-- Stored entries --
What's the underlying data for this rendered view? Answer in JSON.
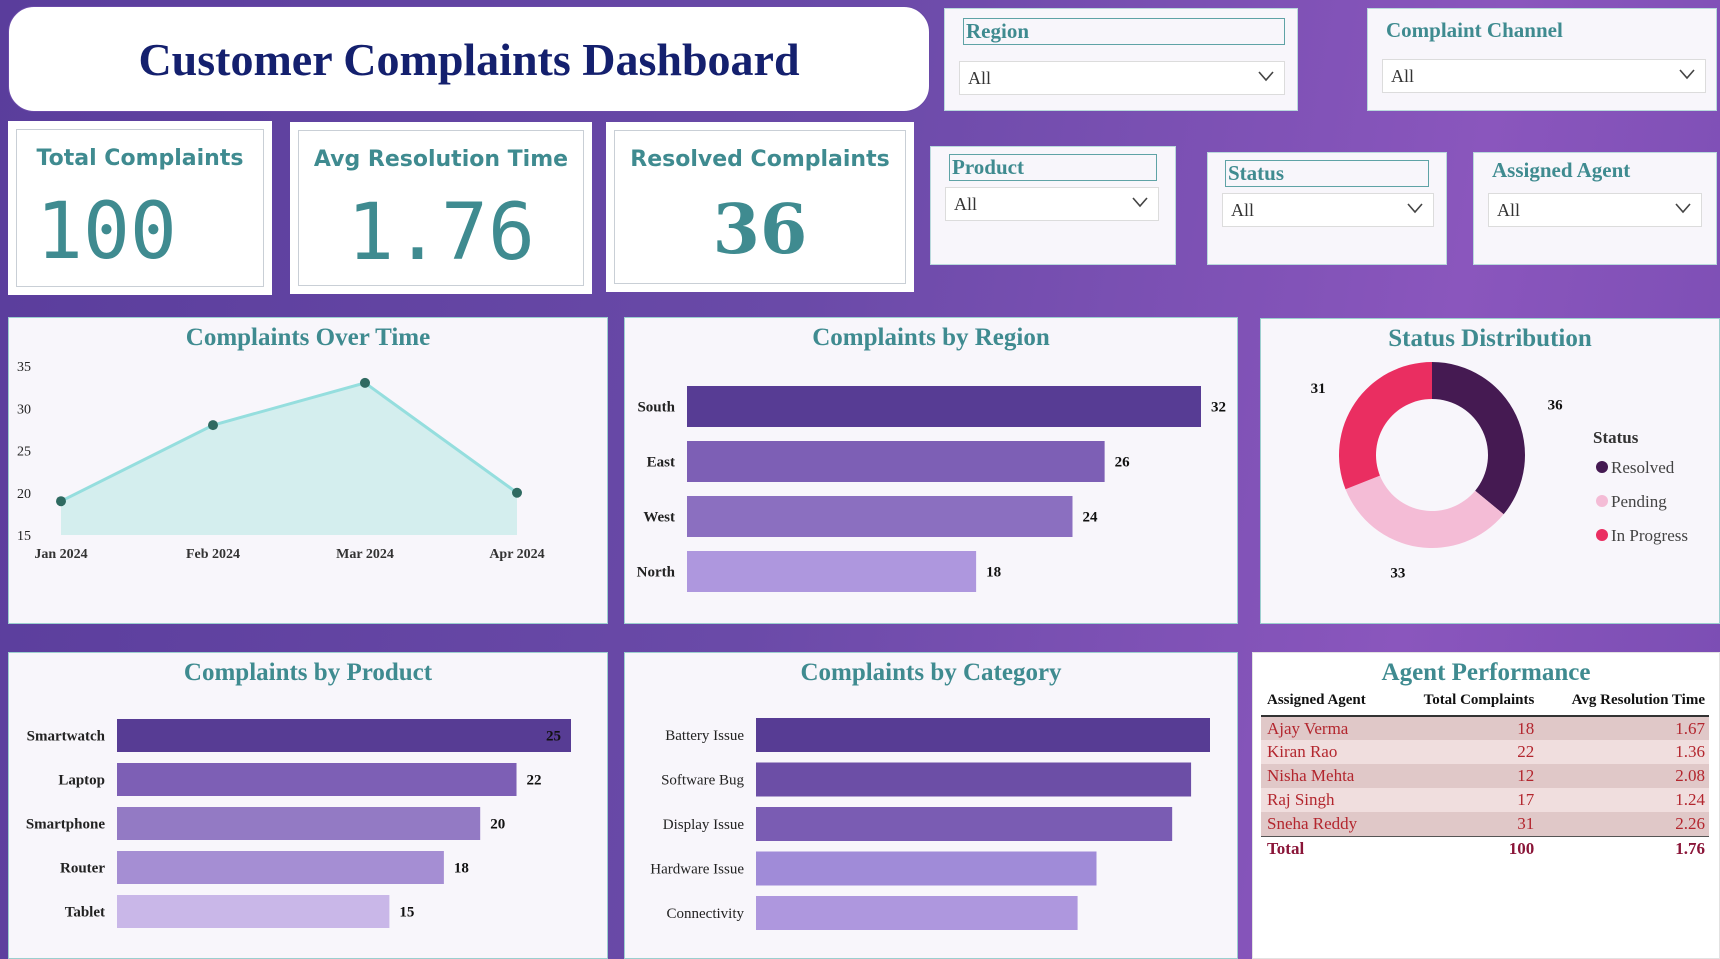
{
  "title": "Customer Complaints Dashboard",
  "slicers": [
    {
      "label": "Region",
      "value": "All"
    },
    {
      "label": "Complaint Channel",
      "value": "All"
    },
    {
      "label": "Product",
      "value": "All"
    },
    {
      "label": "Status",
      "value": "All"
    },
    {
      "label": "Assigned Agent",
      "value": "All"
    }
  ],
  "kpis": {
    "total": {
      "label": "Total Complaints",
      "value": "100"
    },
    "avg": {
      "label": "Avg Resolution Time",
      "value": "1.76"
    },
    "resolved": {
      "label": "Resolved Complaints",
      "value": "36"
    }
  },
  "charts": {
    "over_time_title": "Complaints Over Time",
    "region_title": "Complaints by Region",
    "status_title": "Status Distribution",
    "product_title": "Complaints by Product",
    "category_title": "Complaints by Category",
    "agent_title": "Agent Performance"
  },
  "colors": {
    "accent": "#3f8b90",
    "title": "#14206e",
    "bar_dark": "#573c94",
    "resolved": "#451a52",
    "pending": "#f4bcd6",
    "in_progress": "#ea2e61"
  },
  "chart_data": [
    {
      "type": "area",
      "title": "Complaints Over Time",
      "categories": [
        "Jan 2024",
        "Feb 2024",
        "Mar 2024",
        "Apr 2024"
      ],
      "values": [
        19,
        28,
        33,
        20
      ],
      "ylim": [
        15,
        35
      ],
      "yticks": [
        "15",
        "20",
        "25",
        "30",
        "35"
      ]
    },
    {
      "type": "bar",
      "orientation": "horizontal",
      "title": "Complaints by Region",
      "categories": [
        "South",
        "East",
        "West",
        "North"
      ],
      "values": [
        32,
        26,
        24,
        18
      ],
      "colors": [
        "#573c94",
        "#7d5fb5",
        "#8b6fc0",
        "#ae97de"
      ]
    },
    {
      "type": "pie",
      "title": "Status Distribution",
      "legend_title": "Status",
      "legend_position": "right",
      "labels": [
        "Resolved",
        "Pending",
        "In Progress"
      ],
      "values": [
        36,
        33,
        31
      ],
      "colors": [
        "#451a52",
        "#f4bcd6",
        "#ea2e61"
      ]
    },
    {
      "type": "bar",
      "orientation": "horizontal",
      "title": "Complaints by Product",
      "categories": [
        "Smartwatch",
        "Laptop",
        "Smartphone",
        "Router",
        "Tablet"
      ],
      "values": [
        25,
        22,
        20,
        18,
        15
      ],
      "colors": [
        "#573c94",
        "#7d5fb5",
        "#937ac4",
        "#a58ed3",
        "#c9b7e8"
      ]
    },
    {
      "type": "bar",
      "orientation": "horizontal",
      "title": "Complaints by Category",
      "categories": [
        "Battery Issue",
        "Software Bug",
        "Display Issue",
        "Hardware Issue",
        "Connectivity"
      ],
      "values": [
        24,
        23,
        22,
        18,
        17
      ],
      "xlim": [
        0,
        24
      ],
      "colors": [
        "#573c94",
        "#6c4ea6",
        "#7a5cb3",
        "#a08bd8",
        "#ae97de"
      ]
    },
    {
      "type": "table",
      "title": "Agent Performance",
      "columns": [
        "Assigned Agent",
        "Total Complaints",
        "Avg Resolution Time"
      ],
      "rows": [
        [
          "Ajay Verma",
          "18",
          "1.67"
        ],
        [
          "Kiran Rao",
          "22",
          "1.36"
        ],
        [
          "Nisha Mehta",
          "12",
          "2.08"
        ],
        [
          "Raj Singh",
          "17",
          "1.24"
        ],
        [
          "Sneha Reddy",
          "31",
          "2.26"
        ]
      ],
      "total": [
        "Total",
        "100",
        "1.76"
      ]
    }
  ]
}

...

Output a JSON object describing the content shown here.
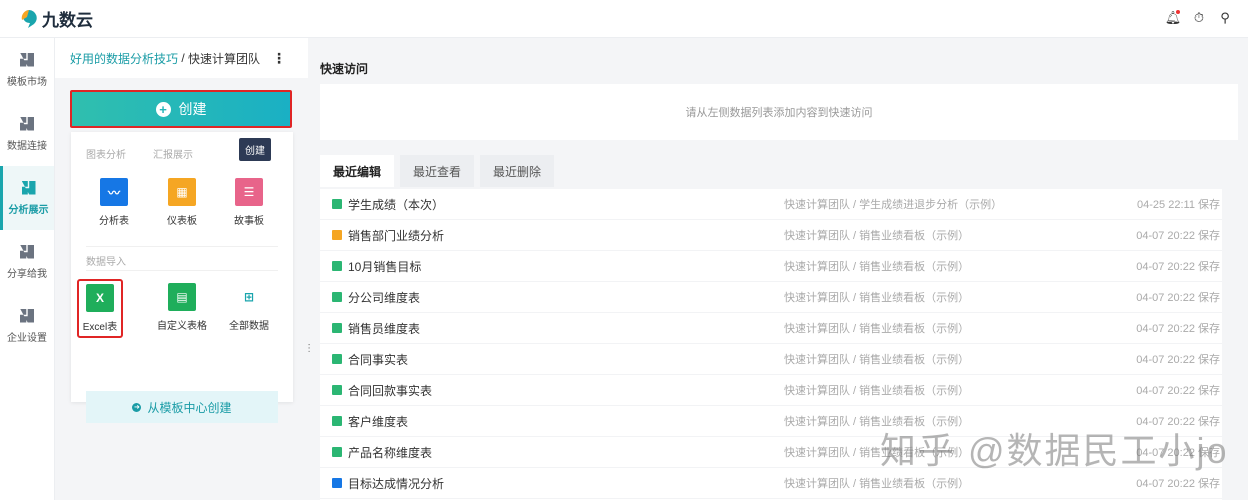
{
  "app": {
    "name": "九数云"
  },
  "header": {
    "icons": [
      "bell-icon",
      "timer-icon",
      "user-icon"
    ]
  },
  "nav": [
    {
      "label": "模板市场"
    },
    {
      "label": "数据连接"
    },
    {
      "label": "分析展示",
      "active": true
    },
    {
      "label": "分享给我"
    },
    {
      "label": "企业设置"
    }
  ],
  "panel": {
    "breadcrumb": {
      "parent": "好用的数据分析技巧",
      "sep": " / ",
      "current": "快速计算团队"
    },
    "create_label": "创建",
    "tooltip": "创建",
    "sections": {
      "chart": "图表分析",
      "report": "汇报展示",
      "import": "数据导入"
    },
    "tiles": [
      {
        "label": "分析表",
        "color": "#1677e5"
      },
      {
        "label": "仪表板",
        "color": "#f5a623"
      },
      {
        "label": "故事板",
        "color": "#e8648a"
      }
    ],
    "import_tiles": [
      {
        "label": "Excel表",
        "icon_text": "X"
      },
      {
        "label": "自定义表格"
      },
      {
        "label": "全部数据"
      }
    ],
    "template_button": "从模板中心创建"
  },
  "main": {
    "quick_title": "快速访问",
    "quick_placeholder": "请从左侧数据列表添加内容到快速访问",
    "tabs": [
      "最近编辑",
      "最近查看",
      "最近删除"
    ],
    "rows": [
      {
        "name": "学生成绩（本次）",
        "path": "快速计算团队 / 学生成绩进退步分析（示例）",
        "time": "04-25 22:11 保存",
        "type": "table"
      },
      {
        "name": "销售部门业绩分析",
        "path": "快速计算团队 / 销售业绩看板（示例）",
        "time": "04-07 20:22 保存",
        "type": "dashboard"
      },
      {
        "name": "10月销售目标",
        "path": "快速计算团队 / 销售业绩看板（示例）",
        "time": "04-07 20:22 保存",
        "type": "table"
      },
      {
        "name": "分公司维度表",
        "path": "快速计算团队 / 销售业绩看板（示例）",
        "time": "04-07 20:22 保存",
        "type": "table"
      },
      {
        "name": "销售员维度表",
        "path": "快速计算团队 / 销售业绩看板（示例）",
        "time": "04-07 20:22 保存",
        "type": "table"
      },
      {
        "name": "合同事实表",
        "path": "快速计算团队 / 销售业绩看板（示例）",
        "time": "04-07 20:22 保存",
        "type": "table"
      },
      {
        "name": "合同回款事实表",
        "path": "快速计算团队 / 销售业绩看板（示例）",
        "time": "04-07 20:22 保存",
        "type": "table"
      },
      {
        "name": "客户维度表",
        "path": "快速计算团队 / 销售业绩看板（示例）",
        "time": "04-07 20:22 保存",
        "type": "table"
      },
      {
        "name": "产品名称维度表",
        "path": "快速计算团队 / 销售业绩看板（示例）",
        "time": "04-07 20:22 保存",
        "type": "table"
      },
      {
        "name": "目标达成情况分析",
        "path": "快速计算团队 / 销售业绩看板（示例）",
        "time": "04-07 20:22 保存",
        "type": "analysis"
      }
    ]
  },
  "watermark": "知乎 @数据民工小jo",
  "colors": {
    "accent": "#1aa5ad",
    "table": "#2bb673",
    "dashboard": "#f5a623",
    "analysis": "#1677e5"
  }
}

-- What the task requires --
Return each line in the records that holds the string "Agent".

-- Output --
      "label": "Assigned Agent",
    "agent_title": "Agent Performance"
      "title": "Agent Performance",
        "Assigned Agent",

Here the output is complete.